**Description of the task**
Transcribe the material verbatim in full; the pictures do not belong in the copy.

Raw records
((

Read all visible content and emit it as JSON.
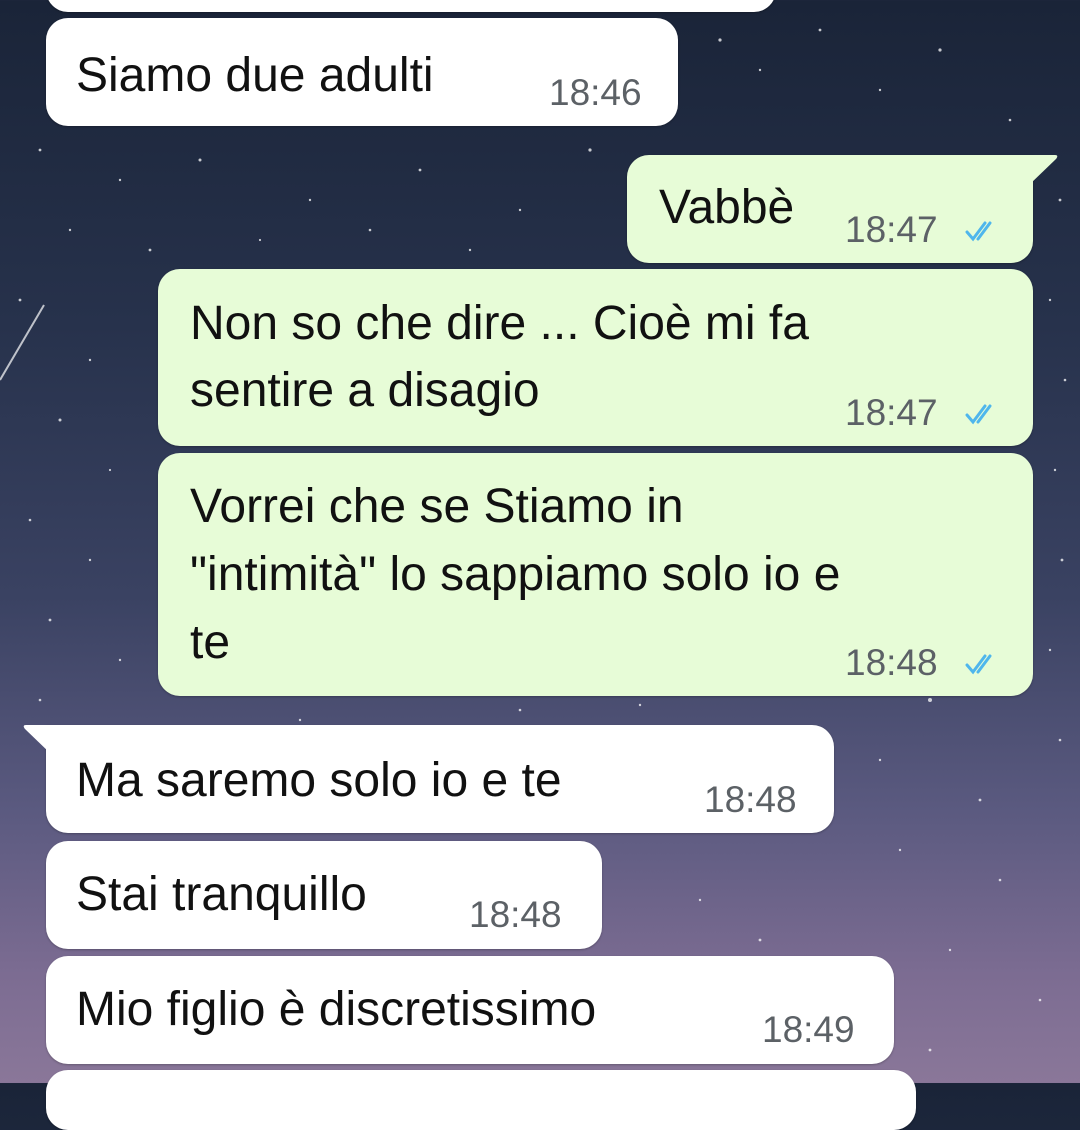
{
  "colors": {
    "incoming_bubble": "#ffffff",
    "outgoing_bubble": "#e7fcd7",
    "read_ticks": "#4fb6ec",
    "timestamp": "#5c6166"
  },
  "messages": [
    {
      "direction": "in",
      "text": "Siamo due adulti",
      "time": "18:46"
    },
    {
      "direction": "out",
      "text": "Vabbè",
      "time": "18:47",
      "status": "read-ticks-icon"
    },
    {
      "direction": "out",
      "lines": [
        "Non so che dire ... Cioè mi fa",
        "sentire a disagio"
      ],
      "time": "18:47",
      "status": "read-ticks-icon"
    },
    {
      "direction": "out",
      "lines": [
        "Vorrei che se Stiamo in",
        "\"intimità\" lo sappiamo solo io e",
        "te"
      ],
      "time": "18:48",
      "status": "read-ticks-icon"
    },
    {
      "direction": "in",
      "text": "Ma saremo solo io e te",
      "time": "18:48"
    },
    {
      "direction": "in",
      "text": "Stai tranquillo",
      "time": "18:48"
    },
    {
      "direction": "in",
      "text": "Mio figlio è discretissimo",
      "time": "18:49"
    }
  ]
}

))

**Result of the exercise**
Read all visible content and emit it as JSON.
{
  "colors": {
    "incoming_bubble": "#ffffff",
    "outgoing_bubble": "#e7fcd7",
    "read_ticks": "#4fb6ec",
    "timestamp": "#5c6166"
  },
  "messages": [
    {
      "direction": "in",
      "text": "Siamo due adulti",
      "time": "18:46"
    },
    {
      "direction": "out",
      "text": "Vabbè",
      "time": "18:47",
      "status": "read-ticks-icon"
    },
    {
      "direction": "out",
      "lines": [
        "Non so che dire ... Cioè mi fa",
        "sentire a disagio"
      ],
      "time": "18:47",
      "status": "read-ticks-icon"
    },
    {
      "direction": "out",
      "lines": [
        "Vorrei che se Stiamo in",
        "\"intimità\" lo sappiamo solo io e",
        "te"
      ],
      "time": "18:48",
      "status": "read-ticks-icon"
    },
    {
      "direction": "in",
      "text": "Ma saremo solo io e te",
      "time": "18:48"
    },
    {
      "direction": "in",
      "text": "Stai tranquillo",
      "time": "18:48"
    },
    {
      "direction": "in",
      "text": "Mio figlio è discretissimo",
      "time": "18:49"
    }
  ]
}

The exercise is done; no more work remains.